» **WORK TO COMPLETE**
For each line below that includes the word "name", make a copy.

» **DATA SUPPLIED**
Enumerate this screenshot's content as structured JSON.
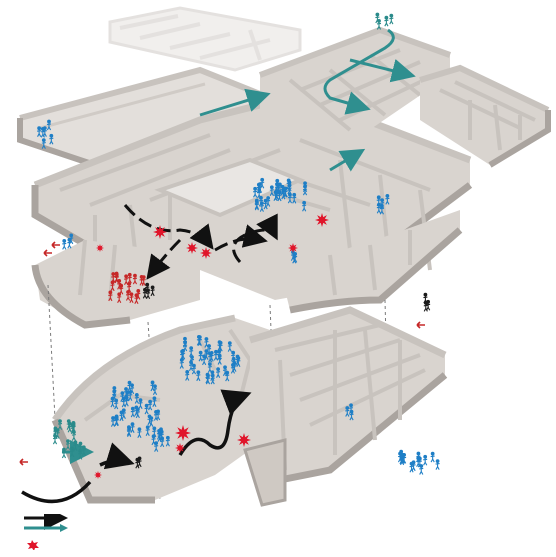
{
  "diagram": {
    "colors": {
      "background": "#ffffff",
      "floor": "#d9d4cf",
      "floor_faded": "#e6e3e0",
      "wall": "#c8c3be",
      "wall_shadow": "#aaa49f",
      "wall_top": "#ffffff",
      "people_blue": "#1f7fc6",
      "people_teal": "#2a8b8b",
      "people_red": "#c62828",
      "people_black": "#1b1b1b",
      "arrow_teal": "#2f8f8f",
      "arrow_black": "#111111",
      "explosion_red": "#e0152a",
      "guide_line": "#7a7a7a"
    },
    "levels": [
      {
        "name": "upper-level"
      },
      {
        "name": "lower-level"
      }
    ],
    "icons": [
      "person-figure-icon",
      "explosion-icon",
      "route-arrow-icon",
      "arrow-icon"
    ],
    "legend": [
      {
        "name": "legend-black-route",
        "color": "#111111"
      },
      {
        "name": "legend-teal-arrow",
        "color": "#2f8f8f"
      },
      {
        "name": "legend-explosion",
        "color": "#e0152a"
      }
    ]
  }
}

» **FULL ANSWER**
        "name": "upper-level"
        "name": "lower-level"
        "name": "legend-black-route",
        "name": "legend-teal-arrow",
        "name": "legend-explosion",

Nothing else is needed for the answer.